Stored entries:

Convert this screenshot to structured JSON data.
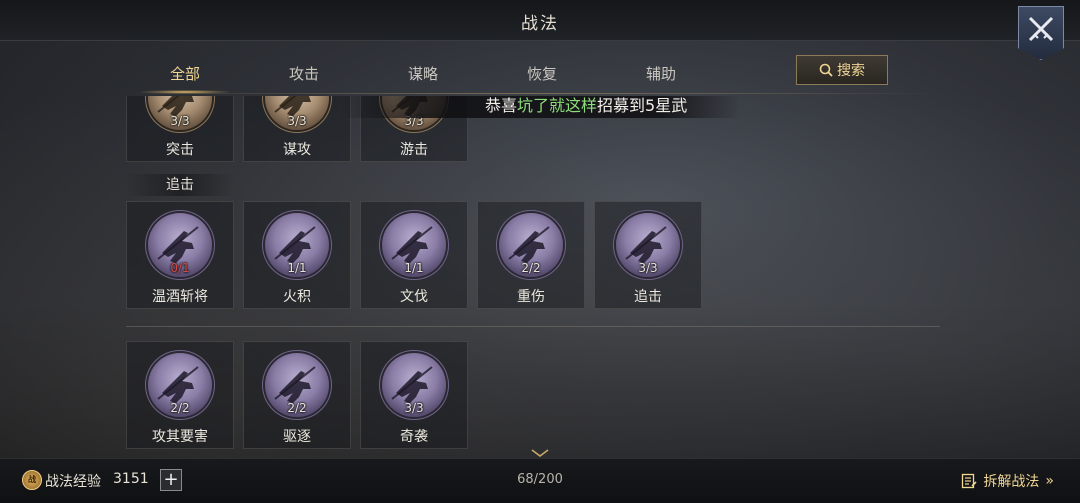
{
  "header": {
    "title": "战法"
  },
  "tabs": [
    {
      "label": "全部",
      "active": true
    },
    {
      "label": "攻击",
      "active": false
    },
    {
      "label": "谋略",
      "active": false
    },
    {
      "label": "恢复",
      "active": false
    },
    {
      "label": "辅助",
      "active": false
    }
  ],
  "search": {
    "label": "搜索"
  },
  "banner": {
    "prefix": "恭喜",
    "player": "坑了就这样",
    "suffix": "招募到5星武"
  },
  "top_row": [
    {
      "name": "突击",
      "count": "3/3"
    },
    {
      "name": "谋攻",
      "count": "3/3"
    },
    {
      "name": "游击",
      "count": "3/3"
    }
  ],
  "section": {
    "label": "追击"
  },
  "row2": [
    {
      "name": "温酒斩将",
      "count": "0/1"
    },
    {
      "name": "火积",
      "count": "1/1"
    },
    {
      "name": "文伐",
      "count": "1/1"
    },
    {
      "name": "重伤",
      "count": "2/2"
    },
    {
      "name": "追击",
      "count": "3/3"
    }
  ],
  "row3": [
    {
      "name": "攻其要害",
      "count": "2/2"
    },
    {
      "name": "驱逐",
      "count": "2/2"
    },
    {
      "name": "奇袭",
      "count": "3/3"
    }
  ],
  "footer": {
    "exp_icon": "战",
    "exp_label": "战法经验",
    "exp_value": "3151",
    "plus": "+",
    "page_count": "68/200",
    "decompose_label": "拆解战法",
    "decompose_arrow": "»"
  },
  "colors": {
    "accent": "#f1d694",
    "highlight": "#8fdd7a",
    "count_empty": "#d8463f"
  }
}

Exercise prompt: Print each of the records above exactly as written, leaving no picture in the copy.

Solution to this exercise:
Convert this screenshot to structured JSON data.
{
  "header": {
    "title": "战法"
  },
  "tabs": [
    {
      "label": "全部",
      "active": true
    },
    {
      "label": "攻击",
      "active": false
    },
    {
      "label": "谋略",
      "active": false
    },
    {
      "label": "恢复",
      "active": false
    },
    {
      "label": "辅助",
      "active": false
    }
  ],
  "search": {
    "label": "搜索"
  },
  "banner": {
    "prefix": "恭喜",
    "player": "坑了就这样",
    "suffix": "招募到5星武"
  },
  "top_row": [
    {
      "name": "突击",
      "count": "3/3"
    },
    {
      "name": "谋攻",
      "count": "3/3"
    },
    {
      "name": "游击",
      "count": "3/3"
    }
  ],
  "section": {
    "label": "追击"
  },
  "row2": [
    {
      "name": "温酒斩将",
      "count": "0/1"
    },
    {
      "name": "火积",
      "count": "1/1"
    },
    {
      "name": "文伐",
      "count": "1/1"
    },
    {
      "name": "重伤",
      "count": "2/2"
    },
    {
      "name": "追击",
      "count": "3/3"
    }
  ],
  "row3": [
    {
      "name": "攻其要害",
      "count": "2/2"
    },
    {
      "name": "驱逐",
      "count": "2/2"
    },
    {
      "name": "奇袭",
      "count": "3/3"
    }
  ],
  "footer": {
    "exp_icon": "战",
    "exp_label": "战法经验",
    "exp_value": "3151",
    "plus": "+",
    "page_count": "68/200",
    "decompose_label": "拆解战法",
    "decompose_arrow": "»"
  },
  "colors": {
    "accent": "#f1d694",
    "highlight": "#8fdd7a",
    "count_empty": "#d8463f"
  }
}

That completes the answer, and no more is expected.